**Prompt**
Quote the entries word for word. Omit the pictures.

**Task input**
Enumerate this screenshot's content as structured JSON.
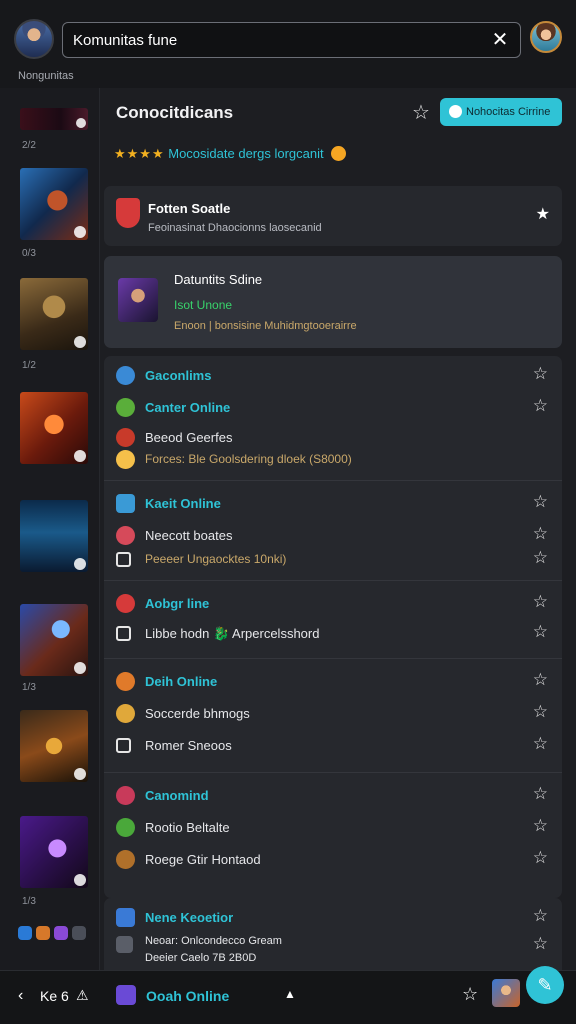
{
  "header": {
    "search_value": "Komunitas fune",
    "subtitle": "Nongunitas"
  },
  "sidebar": {
    "captions": [
      "2/2",
      "0/3",
      "1/2",
      "1/3",
      "1/3"
    ]
  },
  "main": {
    "title": "Conocitdicans",
    "cta_label": "Nohocitas Cirrine",
    "rating_text": "Mocosidate dergs lorgcanit",
    "featured": {
      "title": "Fotten Soatle",
      "subtitle": "Feoinasinat Dhaocionns laosecanid"
    },
    "now_playing": {
      "title": "Datuntits Sdine",
      "status": "Isot Unone",
      "detail": "Enoon | bonsisine Muhidmgtooerairre"
    },
    "groups": [
      {
        "rows": [
          {
            "label": "Gaconlims",
            "style": "accent"
          },
          {
            "label": "Canter Online",
            "style": "accent"
          },
          {
            "label": "Beeod Geerfes",
            "style": "normal"
          },
          {
            "label": "Forces: Ble Goolsdering dloek (S8000)",
            "style": "dim"
          }
        ]
      },
      {
        "rows": [
          {
            "label": "Kaeit Online",
            "style": "accent"
          },
          {
            "label": "Neecott boates",
            "style": "normal"
          },
          {
            "label": "Peeeer Ungaocktes 10nki)",
            "style": "dim"
          }
        ]
      },
      {
        "rows": [
          {
            "label": "Aobgr line",
            "style": "accent"
          },
          {
            "label": "Libbe hodn 🐉 Arpercelsshord",
            "style": "normal"
          }
        ]
      },
      {
        "rows": [
          {
            "label": "Deih Online",
            "style": "accent"
          },
          {
            "label": "Soccerde bhmogs",
            "style": "normal"
          },
          {
            "label": "Romer Sneoos",
            "style": "normal"
          }
        ]
      },
      {
        "rows": [
          {
            "label": "Canomind",
            "style": "accent"
          },
          {
            "label": "Rootio Beltalte",
            "style": "normal"
          },
          {
            "label": "Roege Gtir Hontaod",
            "style": "normal"
          }
        ]
      },
      {
        "rows": [
          {
            "label": "Nene Keoetior",
            "style": "accent"
          },
          {
            "label": "Neoar: Onlcondecco Gream",
            "style": "normal"
          },
          {
            "label": "Deeier Caelo 7B 2B0D",
            "style": "normal"
          }
        ]
      }
    ]
  },
  "bottom": {
    "left_text": "Ke 6",
    "center_label": "Ooah Online"
  },
  "icons": {
    "close": "close-icon",
    "star": "star-icon",
    "cta": "chat-icon",
    "fab": "edit-icon",
    "back": "chevron-left-icon",
    "up": "chevron-up-icon"
  },
  "colors": {
    "accent": "#2fc3d6",
    "star_rating": "#f2b020",
    "background": "#1d1e22",
    "card": "#26282d",
    "status_green": "#38d36b"
  }
}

**Full output**
Enumerate this screenshot's content as structured JSON.
{
  "header": {
    "search_value": "Komunitas fune",
    "subtitle": "Nongunitas"
  },
  "sidebar": {
    "captions": [
      "2/2",
      "0/3",
      "1/2",
      "1/3",
      "1/3"
    ]
  },
  "main": {
    "title": "Conocitdicans",
    "cta_label": "Nohocitas Cirrine",
    "rating_text": "Mocosidate dergs lorgcanit",
    "featured": {
      "title": "Fotten Soatle",
      "subtitle": "Feoinasinat Dhaocionns laosecanid"
    },
    "now_playing": {
      "title": "Datuntits Sdine",
      "status": "Isot Unone",
      "detail": "Enoon | bonsisine Muhidmgtooerairre"
    },
    "groups": [
      {
        "rows": [
          {
            "label": "Gaconlims",
            "style": "accent"
          },
          {
            "label": "Canter Online",
            "style": "accent"
          },
          {
            "label": "Beeod Geerfes",
            "style": "normal"
          },
          {
            "label": "Forces: Ble Goolsdering dloek (S8000)",
            "style": "dim"
          }
        ]
      },
      {
        "rows": [
          {
            "label": "Kaeit Online",
            "style": "accent"
          },
          {
            "label": "Neecott boates",
            "style": "normal"
          },
          {
            "label": "Peeeer Ungaocktes 10nki)",
            "style": "dim"
          }
        ]
      },
      {
        "rows": [
          {
            "label": "Aobgr line",
            "style": "accent"
          },
          {
            "label": "Libbe hodn 🐉 Arpercelsshord",
            "style": "normal"
          }
        ]
      },
      {
        "rows": [
          {
            "label": "Deih Online",
            "style": "accent"
          },
          {
            "label": "Soccerde bhmogs",
            "style": "normal"
          },
          {
            "label": "Romer Sneoos",
            "style": "normal"
          }
        ]
      },
      {
        "rows": [
          {
            "label": "Canomind",
            "style": "accent"
          },
          {
            "label": "Rootio Beltalte",
            "style": "normal"
          },
          {
            "label": "Roege Gtir Hontaod",
            "style": "normal"
          }
        ]
      },
      {
        "rows": [
          {
            "label": "Nene Keoetior",
            "style": "accent"
          },
          {
            "label": "Neoar: Onlcondecco Gream",
            "style": "normal"
          },
          {
            "label": "Deeier Caelo 7B 2B0D",
            "style": "normal"
          }
        ]
      }
    ]
  },
  "bottom": {
    "left_text": "Ke 6",
    "center_label": "Ooah Online"
  },
  "icons": {
    "close": "close-icon",
    "star": "star-icon",
    "cta": "chat-icon",
    "fab": "edit-icon",
    "back": "chevron-left-icon",
    "up": "chevron-up-icon"
  },
  "colors": {
    "accent": "#2fc3d6",
    "star_rating": "#f2b020",
    "background": "#1d1e22",
    "card": "#26282d",
    "status_green": "#38d36b"
  }
}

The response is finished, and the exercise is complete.